Without the images, write out all of the following entries exactly.

* start Records to use *

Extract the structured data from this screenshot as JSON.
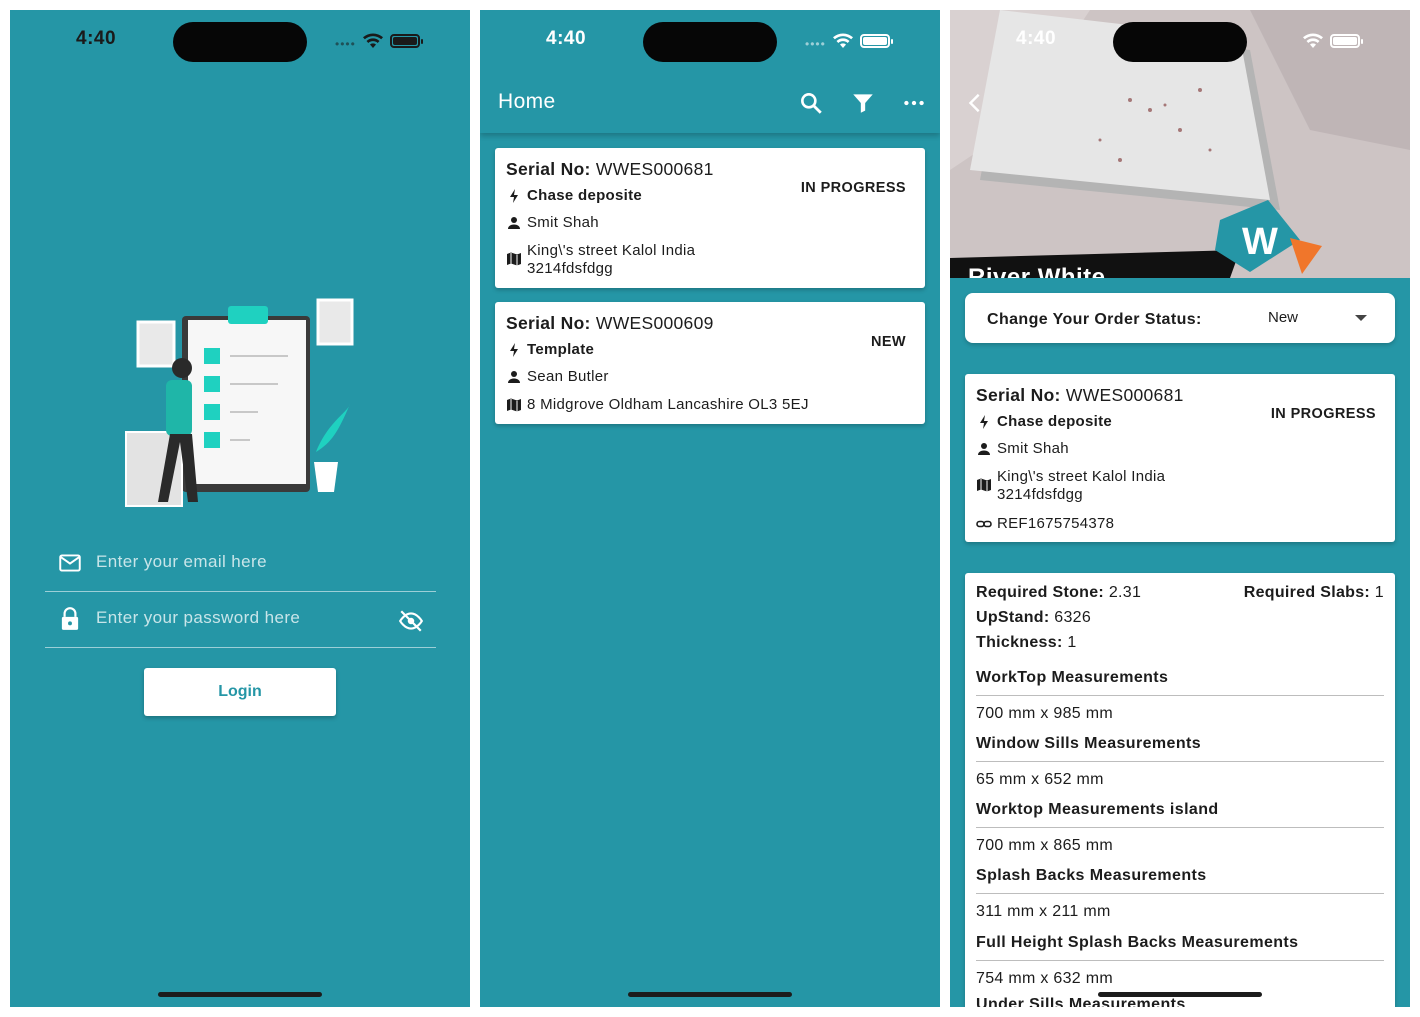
{
  "status_bar": {
    "time": "4:40"
  },
  "login": {
    "email_placeholder": "Enter your email here",
    "password_placeholder": "Enter your password here",
    "login_label": "Login"
  },
  "home": {
    "title": "Home",
    "icons": [
      "search-icon",
      "filter-icon",
      "more-icon"
    ],
    "orders": [
      {
        "serial_label": "Serial No:",
        "serial": "WWES000681",
        "template": "Chase deposite",
        "customer": "Smit Shah",
        "address": "King\\'s street Kalol India 3214fdsfdgg",
        "status": "IN PROGRESS"
      },
      {
        "serial_label": "Serial No:",
        "serial": "WWES000609",
        "template": "Template",
        "customer": "Sean Butler",
        "address": "8 Midgrove Oldham Lancashire OL3 5EJ",
        "status": "NEW"
      }
    ]
  },
  "detail": {
    "hero_title": "River White",
    "status_label": "Change Your Order Status:",
    "status_value": "New",
    "order": {
      "serial_label": "Serial No:",
      "serial": "WWES000681",
      "template": "Chase deposite",
      "customer": "Smit Shah",
      "address": "King\\'s street Kalol India 3214fdsfdgg",
      "reference": "REF1675754378",
      "status": "IN PROGRESS"
    },
    "specs": {
      "required_stone_label": "Required Stone:",
      "required_stone": "2.31",
      "required_slabs_label": "Required Slabs:",
      "required_slabs": "1",
      "upstand_label": "UpStand:",
      "upstand": "6326",
      "thickness_label": "Thickness:",
      "thickness": "1"
    },
    "measurements": [
      {
        "title": "WorkTop Measurements",
        "value": "700 mm x 985 mm"
      },
      {
        "title": "Window Sills Measurements",
        "value": "65 mm x 652 mm"
      },
      {
        "title": "Worktop Measurements island",
        "value": "700 mm x 865 mm"
      },
      {
        "title": "Splash Backs Measurements",
        "value": "311 mm x 211 mm"
      },
      {
        "title": "Full Height Splash Backs Measurements",
        "value": "754 mm x 632 mm"
      },
      {
        "title": "Under Sills Measurements",
        "value": ""
      }
    ]
  },
  "colors": {
    "teal": "#2596a6",
    "card": "#ffffff",
    "accent": "#1fd1c0"
  }
}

* end Records to use *

Expected output =>
Extract the structured data from this screenshot as JSON.
{
  "status_bar": {
    "time": "4:40"
  },
  "login": {
    "email_placeholder": "Enter your email here",
    "password_placeholder": "Enter your password here",
    "login_label": "Login"
  },
  "home": {
    "title": "Home",
    "icons": [
      "search-icon",
      "filter-icon",
      "more-icon"
    ],
    "orders": [
      {
        "serial_label": "Serial No:",
        "serial": "WWES000681",
        "template": "Chase deposite",
        "customer": "Smit Shah",
        "address": "King\\'s street Kalol India 3214fdsfdgg",
        "status": "IN PROGRESS"
      },
      {
        "serial_label": "Serial No:",
        "serial": "WWES000609",
        "template": "Template",
        "customer": "Sean Butler",
        "address": "8 Midgrove Oldham Lancashire OL3 5EJ",
        "status": "NEW"
      }
    ]
  },
  "detail": {
    "hero_title": "River White",
    "status_label": "Change Your Order Status:",
    "status_value": "New",
    "order": {
      "serial_label": "Serial No:",
      "serial": "WWES000681",
      "template": "Chase deposite",
      "customer": "Smit Shah",
      "address": "King\\'s street Kalol India 3214fdsfdgg",
      "reference": "REF1675754378",
      "status": "IN PROGRESS"
    },
    "specs": {
      "required_stone_label": "Required Stone:",
      "required_stone": "2.31",
      "required_slabs_label": "Required Slabs:",
      "required_slabs": "1",
      "upstand_label": "UpStand:",
      "upstand": "6326",
      "thickness_label": "Thickness:",
      "thickness": "1"
    },
    "measurements": [
      {
        "title": "WorkTop Measurements",
        "value": "700 mm x 985 mm"
      },
      {
        "title": "Window Sills Measurements",
        "value": "65 mm x 652 mm"
      },
      {
        "title": "Worktop Measurements island",
        "value": "700 mm x 865 mm"
      },
      {
        "title": "Splash Backs Measurements",
        "value": "311 mm x 211 mm"
      },
      {
        "title": "Full Height Splash Backs Measurements",
        "value": "754 mm x 632 mm"
      },
      {
        "title": "Under Sills Measurements",
        "value": ""
      }
    ]
  },
  "colors": {
    "teal": "#2596a6",
    "card": "#ffffff",
    "accent": "#1fd1c0"
  }
}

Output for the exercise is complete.